- [PROBLEM STATEMENT] Copy every entry word for word, but skip the pictures.

* start *

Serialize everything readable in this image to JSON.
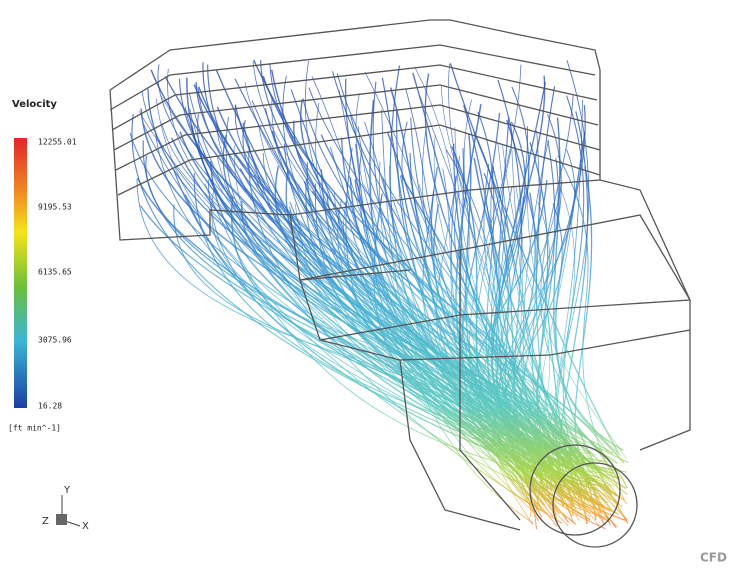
{
  "legend": {
    "title": "Velocity",
    "labels": [
      "12255.01",
      "9195.53",
      "6135.65",
      "3075.96",
      "16.28"
    ],
    "unit": "[ft min^-1]"
  },
  "axes": {
    "y": "Y",
    "z": "Z",
    "x": "X"
  },
  "watermark": "CFD"
}
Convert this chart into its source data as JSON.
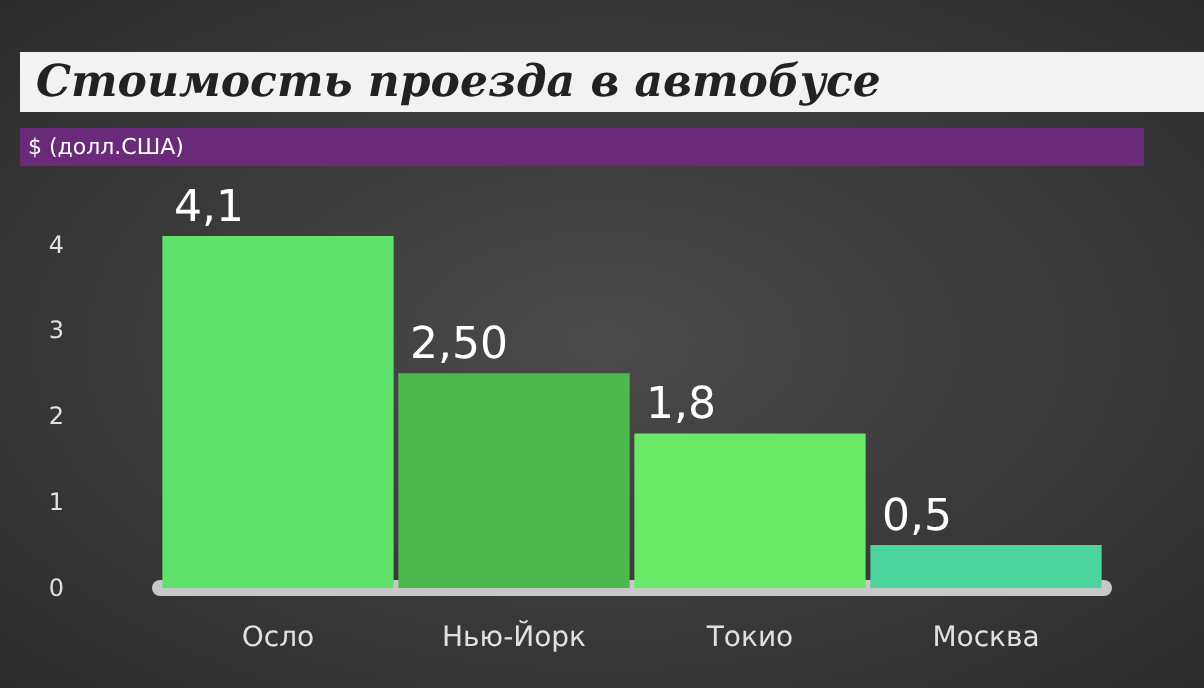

* end *

- [RESULT]
Serialize everything readable in this image to JSON.
{
  "legend": {
    "title": "Velocity",
    "labels": [
      "12255.01",
      "9195.53",
      "6135.65",
      "3075.96",
      "16.28"
    ],
    "unit": "[ft min^-1]"
  },
  "axes": {
    "y": "Y",
    "z": "Z",
    "x": "X"
  },
  "watermark": "CFD"
}
Convert this chart into its source data as JSON.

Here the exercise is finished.